Directive. Your task is to tally the lines of the listing containing the word "Jess" and report the figure alone.

Material.
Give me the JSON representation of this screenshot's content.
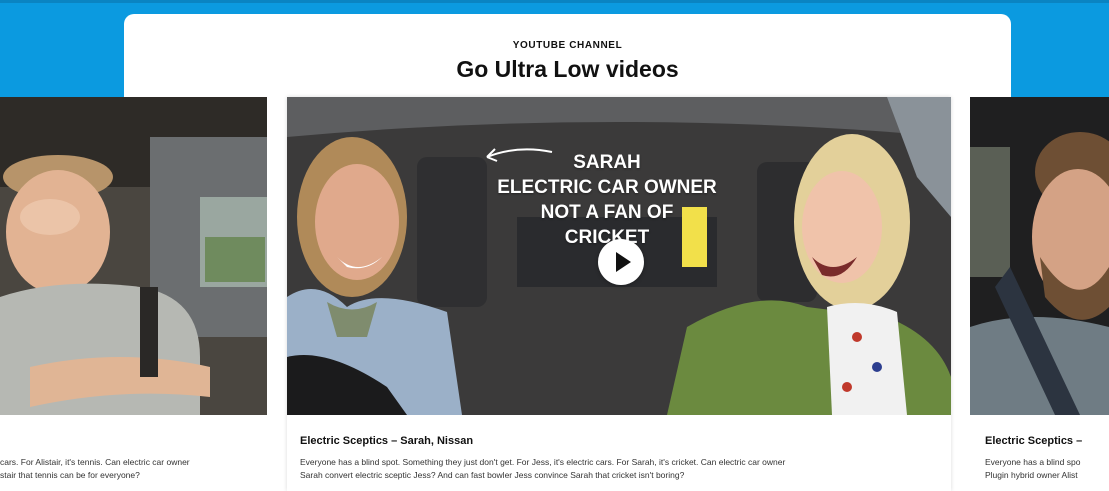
{
  "section": {
    "kicker": "YOUTUBE CHANNEL",
    "title": "Go Ultra Low videos"
  },
  "videos": [
    {
      "title": "",
      "description_line1": "cars. For Alistair, it's tennis. Can electric car owner",
      "description_line2": "stair that tennis can be for everyone?"
    },
    {
      "title": "Electric Sceptics – Sarah, Nissan",
      "overlay_line1": "SARAH",
      "overlay_line2": "ELECTRIC CAR OWNER",
      "overlay_line3": "NOT A FAN OF",
      "overlay_line4": "CRICKET",
      "description_line1": "Everyone has a blind spot. Something they just don't get. For Jess, it's electric cars. For Sarah, it's cricket. Can electric car owner",
      "description_line2": "Sarah convert electric sceptic Jess? And can fast bowler Jess convince Sarah that cricket isn't boring?"
    },
    {
      "title": "Electric Sceptics –",
      "description_line1": "Everyone has a blind spo",
      "description_line2": "Plugin hybrid owner Alist"
    }
  ],
  "colors": {
    "brand_blue": "#0b9ae0",
    "play_button": "#ffffff"
  },
  "icons": {
    "play": "play-icon",
    "arrow": "curved-arrow-icon"
  }
}
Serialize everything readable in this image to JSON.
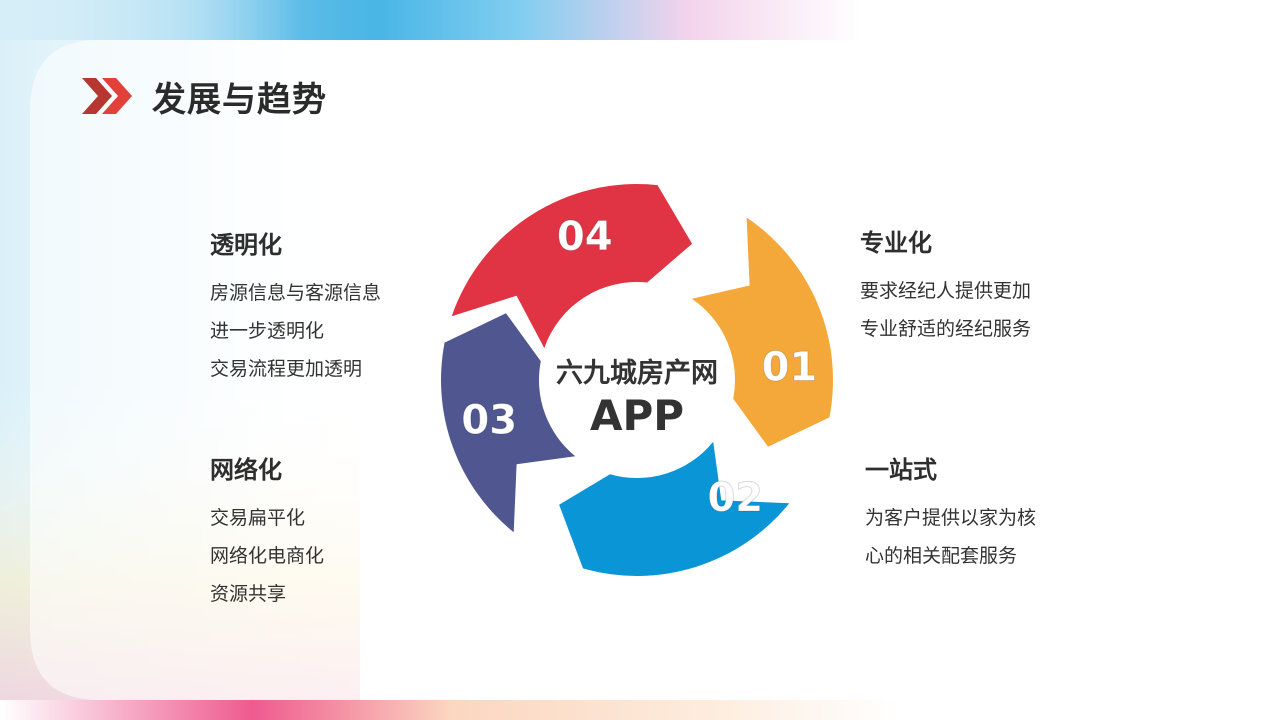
{
  "page": {
    "title": "发展与趋势"
  },
  "colors": {
    "accent": "#d7302b",
    "seg01": "#f4a83a",
    "seg02": "#0a95d7",
    "seg03": "#4f5690",
    "seg04": "#e03444"
  },
  "diagram": {
    "center": {
      "line1": "六九城房产网",
      "line2": "APP"
    },
    "segments": [
      {
        "number": "01",
        "color": "#f4a83a"
      },
      {
        "number": "02",
        "color": "#0a95d7"
      },
      {
        "number": "03",
        "color": "#4f5690"
      },
      {
        "number": "04",
        "color": "#e03444"
      }
    ]
  },
  "items": {
    "transparent": {
      "title": "透明化",
      "lines": [
        "房源信息与客源信息",
        "进一步透明化",
        "交易流程更加透明"
      ]
    },
    "network": {
      "title": "网络化",
      "lines": [
        "交易扁平化",
        "网络化电商化",
        "资源共享"
      ]
    },
    "professional": {
      "title": "专业化",
      "lines": [
        "要求经纪人提供更加",
        "专业舒适的经纪服务"
      ]
    },
    "onestop": {
      "title": "一站式",
      "lines": [
        "为客户提供以家为核",
        "心的相关配套服务"
      ]
    }
  }
}
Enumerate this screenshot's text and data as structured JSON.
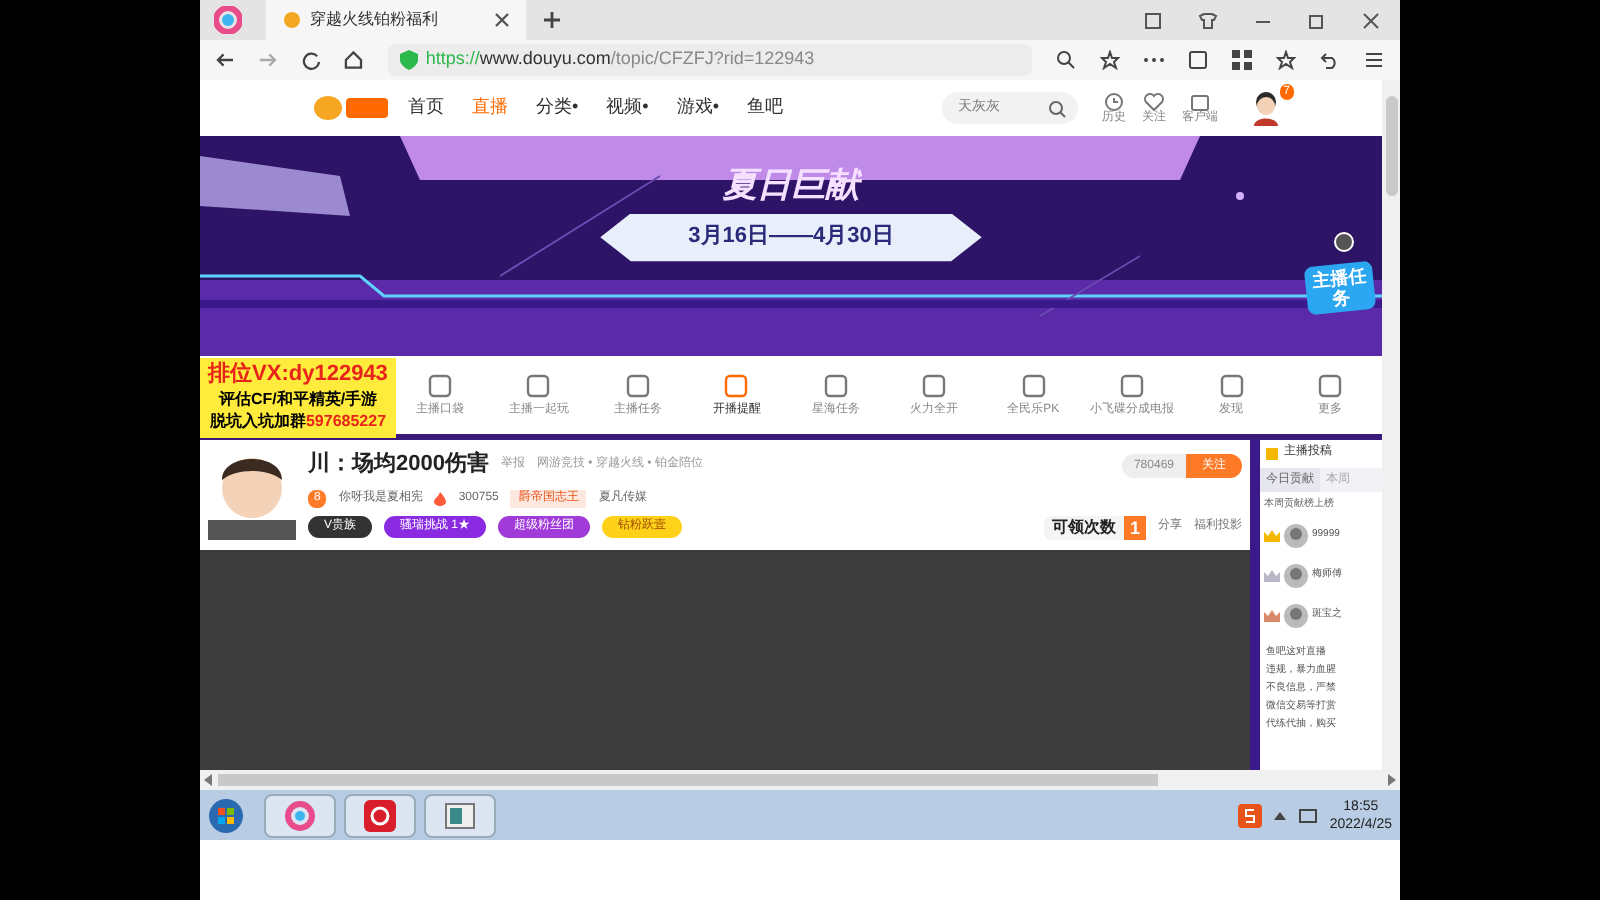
{
  "browser": {
    "tab_title": "穿越火线铂粉福利",
    "url_scheme": "https://",
    "url_host": "www.douyu.com",
    "url_path": "/topic/CFZFJ?rid=122943"
  },
  "site_nav": {
    "items": [
      {
        "label": "首页",
        "selected": false
      },
      {
        "label": "直播",
        "selected": true
      },
      {
        "label": "分类•",
        "selected": false
      },
      {
        "label": "视频•",
        "selected": false
      },
      {
        "label": "游戏•",
        "selected": false
      },
      {
        "label": "鱼吧",
        "selected": false
      }
    ],
    "search_placeholder": "天灰灰",
    "shortcuts": [
      "历史",
      "关注",
      "客户端"
    ],
    "avatar_badge": "7"
  },
  "banner": {
    "subtitle": "夏日巨献",
    "dates": "3月16日——4月30日",
    "task_badge": "主播任务"
  },
  "overlay": {
    "line_1": "排位VX:dy122943",
    "line_2": "评估CF/和平精英/手游",
    "line_3_prefix": "脱坑入坑加群",
    "line_3_number": "597685227"
  },
  "toolbar": [
    {
      "label": "主播口袋",
      "selected": false
    },
    {
      "label": "主播一起玩",
      "selected": false
    },
    {
      "label": "主播任务",
      "selected": false
    },
    {
      "label": "开播提醒",
      "selected": true
    },
    {
      "label": "星海任务",
      "selected": false
    },
    {
      "label": "火力全开",
      "selected": false
    },
    {
      "label": "全民乐PK",
      "selected": false
    },
    {
      "label": "小飞碟分成电报",
      "selected": false
    },
    {
      "label": "发现",
      "selected": false
    },
    {
      "label": "更多",
      "selected": false
    }
  ],
  "stream": {
    "title": "川：场均2000伤害",
    "report": "举报",
    "category": "网游竞技 • 穿越火线 • 铂金陪位",
    "level": "8",
    "owner": "你呀我是夏相宪",
    "heat": "300755",
    "guild": "爵帝国志王",
    "agency": "夏凡传媒",
    "followers": "780469",
    "follow": "关注",
    "tags": [
      "V贵族",
      "骚瑞挑战 1★",
      "超级粉丝团",
      "钻粉跃壹"
    ],
    "claim": "可领次数",
    "claim_count": "1",
    "share": "分享",
    "report_2": "福利投影"
  },
  "ranking": {
    "title": "主播投稿",
    "tabs": [
      {
        "label": "今日贡献",
        "selected": true
      },
      {
        "label": "本周",
        "selected": false
      }
    ],
    "notice": "本周贡献榜上榜",
    "rows": [
      {
        "name": "99999",
        "color": "#f5b800"
      },
      {
        "name": "梅师傅",
        "color": "#b8b8c8"
      },
      {
        "name": "斑宝之",
        "color": "#d98a6a"
      }
    ],
    "chat": [
      "鱼吧这对直播",
      "违规，暴力血腥",
      "不良信息，严禁",
      "微信交易等打赏",
      "代练代抽，购买"
    ]
  },
  "taskbar": {
    "time": "18:55",
    "date": "2022/4/25"
  }
}
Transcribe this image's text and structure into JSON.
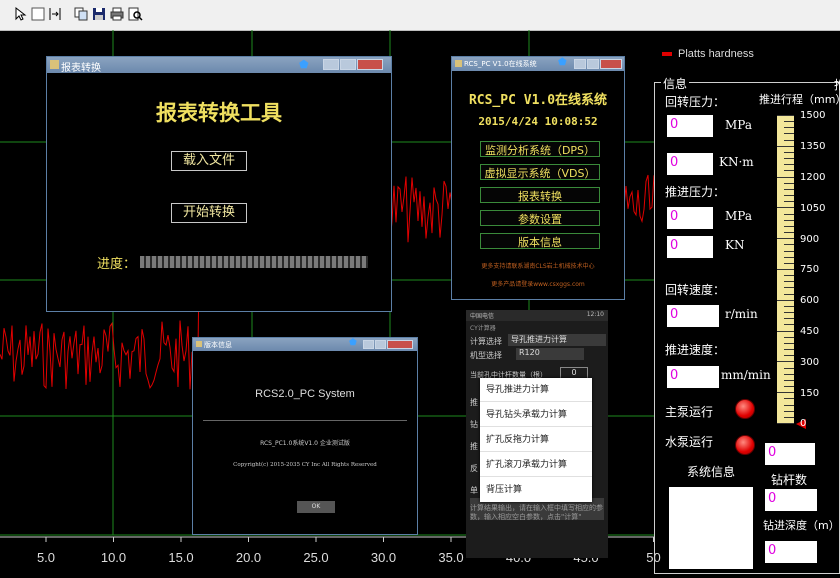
{
  "toolbar": {
    "icons": [
      "pointer-icon",
      "select-box-icon",
      "fit-icon",
      "copy-icon",
      "save-icon",
      "print-icon",
      "print-preview-icon"
    ]
  },
  "chart": {
    "legend_label": "Platts hardness",
    "legend_color": "#e00000",
    "grid_color": "#1e8a1e",
    "x_ticks": [
      "5.0",
      "10.0",
      "15.0",
      "20.0",
      "25.0",
      "30.0",
      "35.0",
      "40.0",
      "45.0",
      "50"
    ]
  },
  "report_window": {
    "title": "报表转换",
    "heading": "报表转换工具",
    "load_button": "载入文件",
    "start_button": "开始转换",
    "progress_label": "进度：",
    "progress": 0
  },
  "rcs_window": {
    "title": "RCS_PC V1.0在线系统",
    "app_name": "RCS_PC V1.0在线系统",
    "datetime": "2015/4/24 10:08:52",
    "menu": [
      "监测分析系统（DPS）",
      "虚拟显示系统（VDS）",
      "报表转换",
      "参数设置",
      "版本信息"
    ],
    "footer1": "更多支持请联系湖南CLS岩土机械技术中心",
    "footer2": "更多产品请登录www.csxggs.com"
  },
  "version_window": {
    "title": "版本信息",
    "system_name": "RCS2.0_PC System",
    "line1": "RCS_PC1.0系统V1.0 企业测试版",
    "line2": "Copyright(c) 2015-2035 CY Inc All Rights Reserved",
    "ok_button": "OK"
  },
  "phone": {
    "status_left": "中国电信",
    "status_right": "12:10",
    "app_title": "CY计算器",
    "row1_label": "计算选择",
    "row1_value": "导孔推进力计算",
    "row2_label": "机型选择",
    "row2_value": "R120",
    "row3_label": "当前孔中计杆数量（根）",
    "row3_value": "0",
    "dropdown": [
      "导孔推进力计算",
      "导孔钻头承载力计算",
      "扩孔反拖力计算",
      "扩孔滚刀承载力计算",
      "背压计算"
    ],
    "left_stub": [
      "推",
      "钻",
      "推",
      "反",
      "单"
    ],
    "result_text": "计算结果输出，请在输入框中填写相应的参数，输入相应空白参数，点击\"计算\""
  },
  "info_panel": {
    "group_title": "信息",
    "group_title2": "推",
    "rotation_pressure_label": "回转压力：",
    "rotation_pressure_value": "0",
    "rotation_pressure_unit": "MPa",
    "rotation_torque_value": "0",
    "rotation_torque_unit": "KN·m",
    "push_pressure_label": "推进压力：",
    "push_pressure_value": "0",
    "push_pressure_unit": "MPa",
    "push_force_value": "0",
    "push_force_unit": "KN",
    "rotation_speed_label": "回转速度：",
    "rotation_speed_value": "0",
    "rotation_speed_unit": "r/min",
    "push_speed_label": "推进速度：",
    "push_speed_value": "0",
    "push_speed_unit": "mm/min",
    "main_pump_label": "主泵运行",
    "water_pump_label": "水泵运行",
    "system_info_label": "系统信息",
    "stroke_label": "推进行程（mm）",
    "stroke_scale": [
      "1500",
      "1350",
      "1200",
      "1050",
      "900",
      "750",
      "600",
      "450",
      "300",
      "150",
      "0"
    ],
    "stroke_value": "0",
    "rod_count_label": "钻杆数",
    "rod_count_value": "0",
    "drill_depth_label": "钻进深度（m）",
    "drill_depth_value": "0"
  }
}
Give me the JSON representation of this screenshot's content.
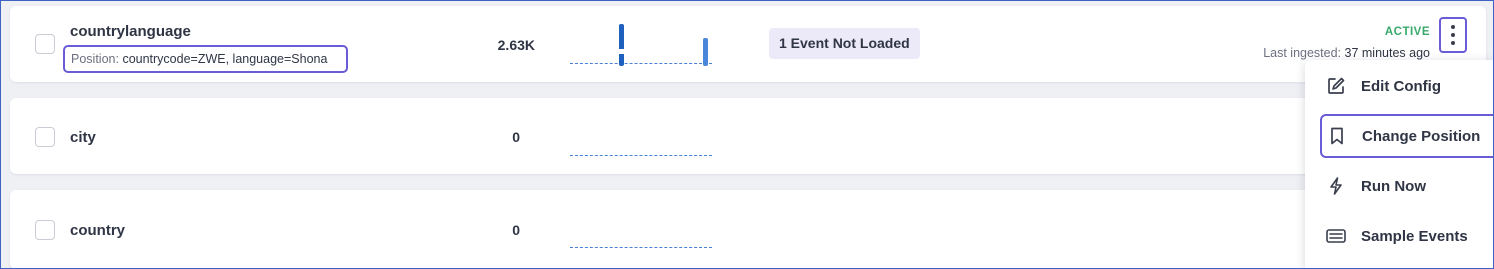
{
  "rows": [
    {
      "name": "countrylanguage",
      "position_label": "Position:",
      "position_value": "countrycode=ZWE, language=Shona",
      "count": "2.63K",
      "badge": "1 Event Not Loaded",
      "status": "ACTIVE",
      "ingest_label": "Last ingested:",
      "ingest_value": "37 minutes ago"
    },
    {
      "name": "city",
      "count": "0"
    },
    {
      "name": "country",
      "count": "0"
    }
  ],
  "menu": {
    "items": [
      {
        "label": "Edit Config",
        "icon": "edit-icon"
      },
      {
        "label": "Change Position",
        "icon": "bookmark-icon"
      },
      {
        "label": "Run Now",
        "icon": "lightning-icon"
      },
      {
        "label": "Sample Events",
        "icon": "list-icon"
      }
    ]
  },
  "colors": {
    "accent": "#6a5cd6",
    "active": "#39a96b",
    "chart": "#1f5fbd"
  }
}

Full solution. 2